##### GIVEN DATA
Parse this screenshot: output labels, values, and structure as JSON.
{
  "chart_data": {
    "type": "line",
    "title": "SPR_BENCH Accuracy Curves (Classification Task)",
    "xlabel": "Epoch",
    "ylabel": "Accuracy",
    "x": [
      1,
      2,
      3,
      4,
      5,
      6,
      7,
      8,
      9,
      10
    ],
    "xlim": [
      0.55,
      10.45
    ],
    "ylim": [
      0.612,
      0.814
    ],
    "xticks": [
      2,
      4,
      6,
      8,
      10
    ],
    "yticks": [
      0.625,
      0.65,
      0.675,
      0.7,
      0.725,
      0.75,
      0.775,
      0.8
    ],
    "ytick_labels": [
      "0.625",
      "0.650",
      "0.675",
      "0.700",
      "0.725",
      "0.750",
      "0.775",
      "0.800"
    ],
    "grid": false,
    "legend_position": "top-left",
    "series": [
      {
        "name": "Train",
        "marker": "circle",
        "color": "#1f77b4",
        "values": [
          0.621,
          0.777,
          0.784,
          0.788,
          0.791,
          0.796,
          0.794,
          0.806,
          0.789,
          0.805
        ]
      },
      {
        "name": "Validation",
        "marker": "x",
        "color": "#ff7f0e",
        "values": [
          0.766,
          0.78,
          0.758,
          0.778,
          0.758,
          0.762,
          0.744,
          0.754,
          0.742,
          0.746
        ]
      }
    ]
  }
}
##########
▶ **GOAL**: Extract each record, keeping it identical to the original.

▶ **CORRECT ANSWER**:
Parse this screenshot: output labels, values, and structure as JSON.
{
  "chart_data": {
    "type": "line",
    "title": "SPR_BENCH Accuracy Curves (Classification Task)",
    "xlabel": "Epoch",
    "ylabel": "Accuracy",
    "x": [
      1,
      2,
      3,
      4,
      5,
      6,
      7,
      8,
      9,
      10
    ],
    "xlim": [
      0.55,
      10.45
    ],
    "ylim": [
      0.612,
      0.814
    ],
    "xticks": [
      2,
      4,
      6,
      8,
      10
    ],
    "yticks": [
      0.625,
      0.65,
      0.675,
      0.7,
      0.725,
      0.75,
      0.775,
      0.8
    ],
    "ytick_labels": [
      "0.625",
      "0.650",
      "0.675",
      "0.700",
      "0.725",
      "0.750",
      "0.775",
      "0.800"
    ],
    "grid": false,
    "legend_position": "top-left",
    "series": [
      {
        "name": "Train",
        "marker": "circle",
        "color": "#1f77b4",
        "values": [
          0.621,
          0.777,
          0.784,
          0.788,
          0.791,
          0.796,
          0.794,
          0.806,
          0.789,
          0.805
        ]
      },
      {
        "name": "Validation",
        "marker": "x",
        "color": "#ff7f0e",
        "values": [
          0.766,
          0.78,
          0.758,
          0.778,
          0.758,
          0.762,
          0.744,
          0.754,
          0.742,
          0.746
        ]
      }
    ]
  }
}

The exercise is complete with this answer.